• [What is required] The records are to be restated in their entirety, word for word.

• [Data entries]
[start]

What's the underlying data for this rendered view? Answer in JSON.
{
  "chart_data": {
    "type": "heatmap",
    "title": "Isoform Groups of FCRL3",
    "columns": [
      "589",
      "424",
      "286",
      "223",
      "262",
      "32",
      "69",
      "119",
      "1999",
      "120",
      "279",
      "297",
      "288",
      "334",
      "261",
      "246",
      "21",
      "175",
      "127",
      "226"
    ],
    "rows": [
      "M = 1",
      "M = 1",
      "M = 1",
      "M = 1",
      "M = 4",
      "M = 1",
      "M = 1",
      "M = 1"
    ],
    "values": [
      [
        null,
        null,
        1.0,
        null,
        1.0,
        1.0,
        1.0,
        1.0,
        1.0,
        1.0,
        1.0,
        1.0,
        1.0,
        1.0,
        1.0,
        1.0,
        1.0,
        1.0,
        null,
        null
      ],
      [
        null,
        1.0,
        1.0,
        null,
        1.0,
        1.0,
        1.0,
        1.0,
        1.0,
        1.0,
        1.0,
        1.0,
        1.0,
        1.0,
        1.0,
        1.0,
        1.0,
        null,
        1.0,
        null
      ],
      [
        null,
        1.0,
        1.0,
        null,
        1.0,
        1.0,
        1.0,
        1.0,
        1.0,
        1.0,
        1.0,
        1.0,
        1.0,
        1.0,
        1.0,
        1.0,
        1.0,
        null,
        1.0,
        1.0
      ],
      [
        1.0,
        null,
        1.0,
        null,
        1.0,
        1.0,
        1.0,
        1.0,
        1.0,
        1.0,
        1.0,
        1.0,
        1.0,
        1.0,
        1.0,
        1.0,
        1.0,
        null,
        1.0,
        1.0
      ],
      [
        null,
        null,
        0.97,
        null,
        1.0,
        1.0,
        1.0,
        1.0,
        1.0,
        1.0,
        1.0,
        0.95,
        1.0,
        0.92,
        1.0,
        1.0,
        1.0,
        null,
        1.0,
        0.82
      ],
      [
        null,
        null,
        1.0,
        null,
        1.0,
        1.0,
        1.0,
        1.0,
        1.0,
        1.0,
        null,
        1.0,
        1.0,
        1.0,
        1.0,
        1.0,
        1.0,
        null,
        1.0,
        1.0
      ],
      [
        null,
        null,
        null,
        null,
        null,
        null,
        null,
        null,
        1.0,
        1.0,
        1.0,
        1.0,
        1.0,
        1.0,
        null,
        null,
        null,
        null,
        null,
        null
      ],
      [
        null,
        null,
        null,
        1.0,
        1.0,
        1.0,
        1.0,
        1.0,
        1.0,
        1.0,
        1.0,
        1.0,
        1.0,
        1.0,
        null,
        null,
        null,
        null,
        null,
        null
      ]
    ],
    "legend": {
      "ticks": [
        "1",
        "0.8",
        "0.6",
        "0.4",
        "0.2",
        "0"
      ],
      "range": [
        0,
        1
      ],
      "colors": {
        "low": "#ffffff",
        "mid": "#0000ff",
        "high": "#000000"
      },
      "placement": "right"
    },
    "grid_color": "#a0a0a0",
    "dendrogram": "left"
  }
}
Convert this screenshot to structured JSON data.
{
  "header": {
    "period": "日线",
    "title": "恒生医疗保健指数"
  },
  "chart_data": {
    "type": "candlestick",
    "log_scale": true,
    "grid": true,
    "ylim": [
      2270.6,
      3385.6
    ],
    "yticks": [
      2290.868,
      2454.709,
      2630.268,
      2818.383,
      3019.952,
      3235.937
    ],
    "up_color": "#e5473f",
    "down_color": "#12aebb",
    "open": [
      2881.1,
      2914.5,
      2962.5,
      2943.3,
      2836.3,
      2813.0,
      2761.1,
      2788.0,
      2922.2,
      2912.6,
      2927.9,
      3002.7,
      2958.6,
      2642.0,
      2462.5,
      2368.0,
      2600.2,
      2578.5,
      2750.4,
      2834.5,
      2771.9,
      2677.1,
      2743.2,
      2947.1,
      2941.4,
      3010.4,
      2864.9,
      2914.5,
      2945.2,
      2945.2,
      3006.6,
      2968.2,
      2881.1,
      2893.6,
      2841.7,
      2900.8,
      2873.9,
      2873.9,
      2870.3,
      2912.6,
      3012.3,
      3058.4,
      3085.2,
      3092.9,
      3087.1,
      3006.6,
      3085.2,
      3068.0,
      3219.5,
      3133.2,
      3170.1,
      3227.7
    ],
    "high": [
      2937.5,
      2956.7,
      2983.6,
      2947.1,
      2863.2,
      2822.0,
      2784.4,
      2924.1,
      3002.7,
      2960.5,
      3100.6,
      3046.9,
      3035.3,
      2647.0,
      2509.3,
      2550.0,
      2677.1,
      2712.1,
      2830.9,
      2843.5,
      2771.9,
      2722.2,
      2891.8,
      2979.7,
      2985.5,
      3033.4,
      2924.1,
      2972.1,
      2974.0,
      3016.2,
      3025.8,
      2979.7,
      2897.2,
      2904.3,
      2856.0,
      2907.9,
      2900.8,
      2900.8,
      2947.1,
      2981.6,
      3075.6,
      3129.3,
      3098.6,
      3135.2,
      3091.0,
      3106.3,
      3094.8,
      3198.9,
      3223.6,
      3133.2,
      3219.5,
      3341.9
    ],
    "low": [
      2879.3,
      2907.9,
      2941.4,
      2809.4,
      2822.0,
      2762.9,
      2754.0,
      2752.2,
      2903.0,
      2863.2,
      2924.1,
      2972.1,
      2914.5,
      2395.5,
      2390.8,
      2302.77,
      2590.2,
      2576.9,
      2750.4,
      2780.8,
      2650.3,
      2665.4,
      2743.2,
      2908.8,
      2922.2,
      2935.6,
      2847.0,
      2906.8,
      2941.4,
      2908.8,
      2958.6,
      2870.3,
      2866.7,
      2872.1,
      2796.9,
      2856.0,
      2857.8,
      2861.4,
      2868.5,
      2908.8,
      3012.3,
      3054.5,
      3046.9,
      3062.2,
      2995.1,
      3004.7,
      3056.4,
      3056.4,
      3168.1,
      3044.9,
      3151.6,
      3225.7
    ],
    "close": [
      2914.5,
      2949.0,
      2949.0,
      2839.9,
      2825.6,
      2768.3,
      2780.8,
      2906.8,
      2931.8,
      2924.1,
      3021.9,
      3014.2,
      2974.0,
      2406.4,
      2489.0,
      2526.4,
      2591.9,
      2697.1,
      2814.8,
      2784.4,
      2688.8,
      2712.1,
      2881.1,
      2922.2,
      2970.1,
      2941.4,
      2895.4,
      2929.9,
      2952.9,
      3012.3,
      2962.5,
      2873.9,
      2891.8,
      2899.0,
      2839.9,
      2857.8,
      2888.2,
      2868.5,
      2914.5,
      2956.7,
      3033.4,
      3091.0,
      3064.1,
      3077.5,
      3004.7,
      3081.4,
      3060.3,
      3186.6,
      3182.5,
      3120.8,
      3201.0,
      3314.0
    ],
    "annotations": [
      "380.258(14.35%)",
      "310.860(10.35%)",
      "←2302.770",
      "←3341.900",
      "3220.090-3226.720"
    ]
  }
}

[end]

• [The completed task]
What's the underlying data for this rendered view? Answer in JSON.
{
  "chart_data": {
    "type": "heatmap",
    "title": "Isoform Groups of FCRL3",
    "columns": [
      "589",
      "424",
      "286",
      "223",
      "262",
      "32",
      "69",
      "119",
      "1999",
      "120",
      "279",
      "297",
      "288",
      "334",
      "261",
      "246",
      "21",
      "175",
      "127",
      "226"
    ],
    "rows": [
      "M = 1",
      "M = 1",
      "M = 1",
      "M = 1",
      "M = 4",
      "M = 1",
      "M = 1",
      "M = 1"
    ],
    "values": [
      [
        null,
        null,
        1.0,
        null,
        1.0,
        1.0,
        1.0,
        1.0,
        1.0,
        1.0,
        1.0,
        1.0,
        1.0,
        1.0,
        1.0,
        1.0,
        1.0,
        1.0,
        null,
        null
      ],
      [
        null,
        1.0,
        1.0,
        null,
        1.0,
        1.0,
        1.0,
        1.0,
        1.0,
        1.0,
        1.0,
        1.0,
        1.0,
        1.0,
        1.0,
        1.0,
        1.0,
        null,
        1.0,
        null
      ],
      [
        null,
        1.0,
        1.0,
        null,
        1.0,
        1.0,
        1.0,
        1.0,
        1.0,
        1.0,
        1.0,
        1.0,
        1.0,
        1.0,
        1.0,
        1.0,
        1.0,
        null,
        1.0,
        1.0
      ],
      [
        1.0,
        null,
        1.0,
        null,
        1.0,
        1.0,
        1.0,
        1.0,
        1.0,
        1.0,
        1.0,
        1.0,
        1.0,
        1.0,
        1.0,
        1.0,
        1.0,
        null,
        1.0,
        1.0
      ],
      [
        null,
        null,
        0.97,
        null,
        1.0,
        1.0,
        1.0,
        1.0,
        1.0,
        1.0,
        1.0,
        0.95,
        1.0,
        0.92,
        1.0,
        1.0,
        1.0,
        null,
        1.0,
        0.82
      ],
      [
        null,
        null,
        1.0,
        null,
        1.0,
        1.0,
        1.0,
        1.0,
        1.0,
        1.0,
        null,
        1.0,
        1.0,
        1.0,
        1.0,
        1.0,
        1.0,
        null,
        1.0,
        1.0
      ],
      [
        null,
        null,
        null,
        null,
        null,
        null,
        null,
        null,
        1.0,
        1.0,
        1.0,
        1.0,
        1.0,
        1.0,
        null,
        null,
        null,
        null,
        null,
        null
      ],
      [
        null,
        null,
        null,
        1.0,
        1.0,
        1.0,
        1.0,
        1.0,
        1.0,
        1.0,
        1.0,
        1.0,
        1.0,
        1.0,
        null,
        null,
        null,
        null,
        null,
        null
      ]
    ],
    "legend": {
      "ticks": [
        "1",
        "0.8",
        "0.6",
        "0.4",
        "0.2",
        "0"
      ],
      "range": [
        0,
        1
      ],
      "colors": {
        "low": "#ffffff",
        "mid": "#0000ff",
        "high": "#000000"
      },
      "placement": "right"
    },
    "grid_color": "#a0a0a0",
    "dendrogram": "left"
  }
}
Convert this screenshot to structured JSON data.
{
  "header": {
    "period": "日线",
    "title": "恒生医疗保健指数"
  },
  "chart_data": {
    "type": "candlestick",
    "log_scale": true,
    "grid": true,
    "ylim": [
      2270.6,
      3385.6
    ],
    "yticks": [
      2290.868,
      2454.709,
      2630.268,
      2818.383,
      3019.952,
      3235.937
    ],
    "up_color": "#e5473f",
    "down_color": "#12aebb",
    "open": [
      2881.1,
      2914.5,
      2962.5,
      2943.3,
      2836.3,
      2813.0,
      2761.1,
      2788.0,
      2922.2,
      2912.6,
      2927.9,
      3002.7,
      2958.6,
      2642.0,
      2462.5,
      2368.0,
      2600.2,
      2578.5,
      2750.4,
      2834.5,
      2771.9,
      2677.1,
      2743.2,
      2947.1,
      2941.4,
      3010.4,
      2864.9,
      2914.5,
      2945.2,
      2945.2,
      3006.6,
      2968.2,
      2881.1,
      2893.6,
      2841.7,
      2900.8,
      2873.9,
      2873.9,
      2870.3,
      2912.6,
      3012.3,
      3058.4,
      3085.2,
      3092.9,
      3087.1,
      3006.6,
      3085.2,
      3068.0,
      3219.5,
      3133.2,
      3170.1,
      3227.7
    ],
    "high": [
      2937.5,
      2956.7,
      2983.6,
      2947.1,
      2863.2,
      2822.0,
      2784.4,
      2924.1,
      3002.7,
      2960.5,
      3100.6,
      3046.9,
      3035.3,
      2647.0,
      2509.3,
      2550.0,
      2677.1,
      2712.1,
      2830.9,
      2843.5,
      2771.9,
      2722.2,
      2891.8,
      2979.7,
      2985.5,
      3033.4,
      2924.1,
      2972.1,
      2974.0,
      3016.2,
      3025.8,
      2979.7,
      2897.2,
      2904.3,
      2856.0,
      2907.9,
      2900.8,
      2900.8,
      2947.1,
      2981.6,
      3075.6,
      3129.3,
      3098.6,
      3135.2,
      3091.0,
      3106.3,
      3094.8,
      3198.9,
      3223.6,
      3133.2,
      3219.5,
      3341.9
    ],
    "low": [
      2879.3,
      2907.9,
      2941.4,
      2809.4,
      2822.0,
      2762.9,
      2754.0,
      2752.2,
      2903.0,
      2863.2,
      2924.1,
      2972.1,
      2914.5,
      2395.5,
      2390.8,
      2302.77,
      2590.2,
      2576.9,
      2750.4,
      2780.8,
      2650.3,
      2665.4,
      2743.2,
      2908.8,
      2922.2,
      2935.6,
      2847.0,
      2906.8,
      2941.4,
      2908.8,
      2958.6,
      2870.3,
      2866.7,
      2872.1,
      2796.9,
      2856.0,
      2857.8,
      2861.4,
      2868.5,
      2908.8,
      3012.3,
      3054.5,
      3046.9,
      3062.2,
      2995.1,
      3004.7,
      3056.4,
      3056.4,
      3168.1,
      3044.9,
      3151.6,
      3225.7
    ],
    "close": [
      2914.5,
      2949.0,
      2949.0,
      2839.9,
      2825.6,
      2768.3,
      2780.8,
      2906.8,
      2931.8,
      2924.1,
      3021.9,
      3014.2,
      2974.0,
      2406.4,
      2489.0,
      2526.4,
      2591.9,
      2697.1,
      2814.8,
      2784.4,
      2688.8,
      2712.1,
      2881.1,
      2922.2,
      2970.1,
      2941.4,
      2895.4,
      2929.9,
      2952.9,
      3012.3,
      2962.5,
      2873.9,
      2891.8,
      2899.0,
      2839.9,
      2857.8,
      2888.2,
      2868.5,
      2914.5,
      2956.7,
      3033.4,
      3091.0,
      3064.1,
      3077.5,
      3004.7,
      3081.4,
      3060.3,
      3186.6,
      3182.5,
      3120.8,
      3201.0,
      3314.0
    ],
    "annotations": [
      "380.258(14.35%)",
      "310.860(10.35%)",
      "←2302.770",
      "←3341.900",
      "3220.090-3226.720"
    ]
  }
}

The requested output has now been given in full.